:: SUPPLIED RECORDS

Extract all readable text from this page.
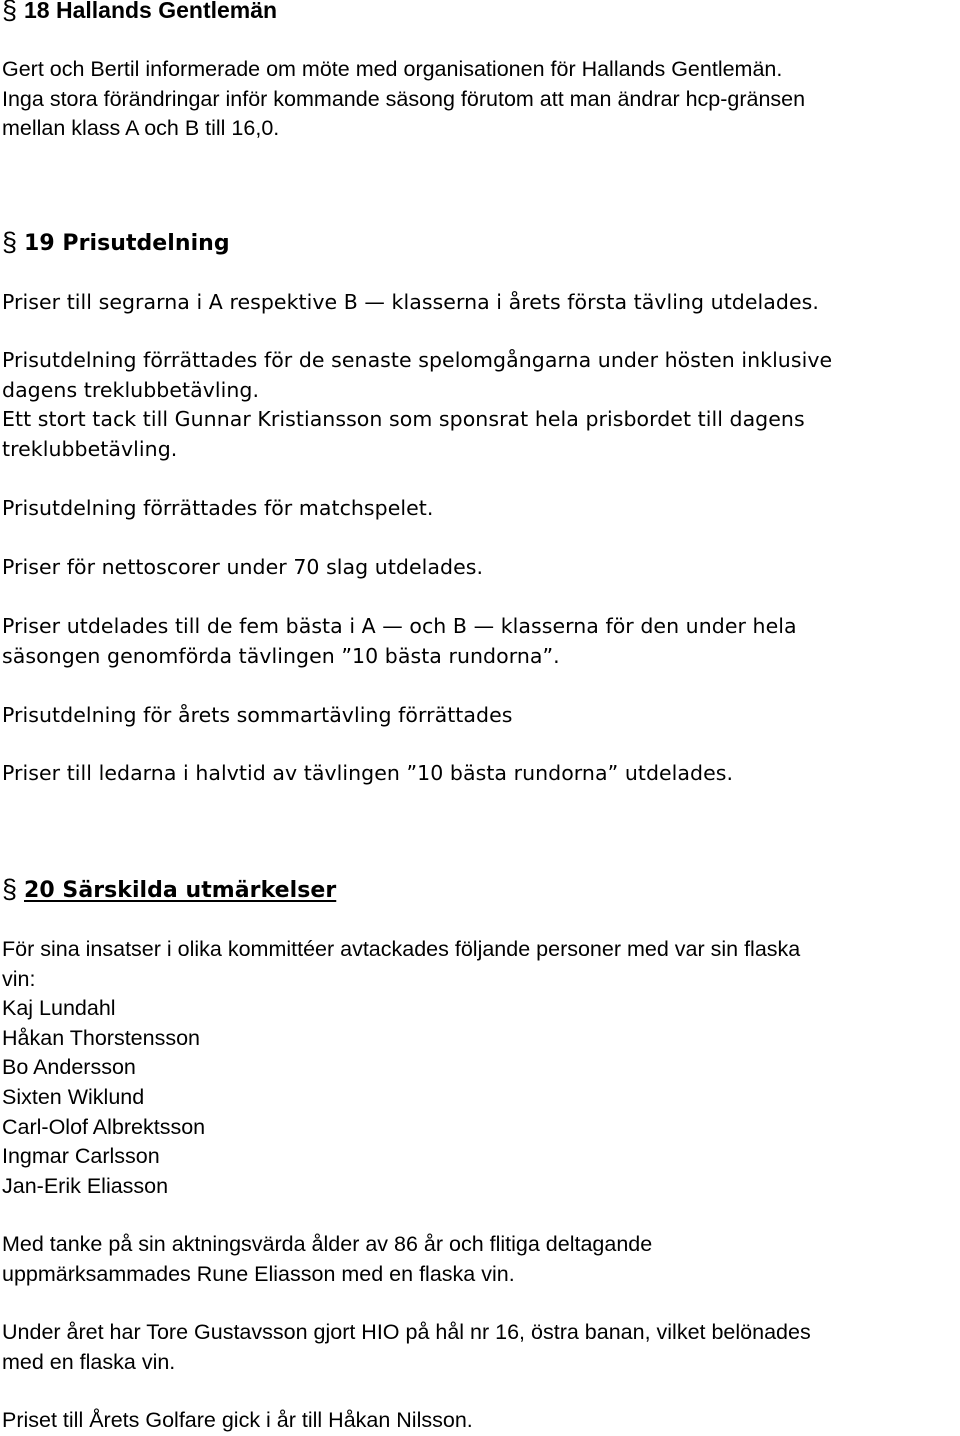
§ 18 Hallands Gentlemän
Gert och Bertil informerade om möte med organisationen för Hallands Gentlemän.
Inga stora förändringar inför kommande säsong förutom att man ändrar hcp-gränsen
mellan klass A och B till 16,0.
§ 19 Prisutdelning
Priser till segrarna i A respektive B — klasserna i årets första tävling utdelades.
Prisutdelning förrättades för de senaste spelomgångarna under hösten inklusive
dagens treklubbetävling.
Ett stort tack till Gunnar Kristiansson som sponsrat hela prisbordet till dagens
treklubbetävling.
Prisutdelning förrättades för matchspelet.
Priser för nettoscorer under 70 slag utdelades.
Priser utdelades till de fem bästa i A — och B — klasserna för den under hela
säsongen genomförda tävlingen ”10 bästa rundorna”.
Prisutdelning för årets sommartävling förrättades
Priser till ledarna i halvtid av tävlingen ”10 bästa rundorna” utdelades.
§ 20 Särskilda utmärkelser
För sina insatser i olika kommittéer avtackades följande personer med var sin flaska
vin:
Kaj Lundahl
Håkan Thorstensson
Bo Andersson
Sixten Wiklund
Carl-Olof Albrektsson
Ingmar Carlsson
Jan-Erik Eliasson
Med tanke på sin aktningsvärda ålder av 86 år och flitiga deltagande
uppmärksammades Rune Eliasson med en flaska vin.
Under året har Tore Gustavsson gjort HIO på hål nr 16, östra banan, vilket belönades
med en flaska vin.
Priset till Årets Golfare gick i år till Håkan Nilsson.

::::

Wherever the string "till" is found in the listing above, copy the line that contains it.

mellan klass A och B till 16,0.
Priser till segrarna i A respektive B — klasserna i årets första tävling utdelades.
Ett stort tack till Gunnar Kristiansson som sponsrat hela prisbordet till dagens
Priser utdelades till de fem bästa i A — och B — klasserna för den under hela
Priser till ledarna i halvtid av tävlingen ”10 bästa rundorna” utdelades.
Priset till Årets Golfare gick i år till Håkan Nilsson.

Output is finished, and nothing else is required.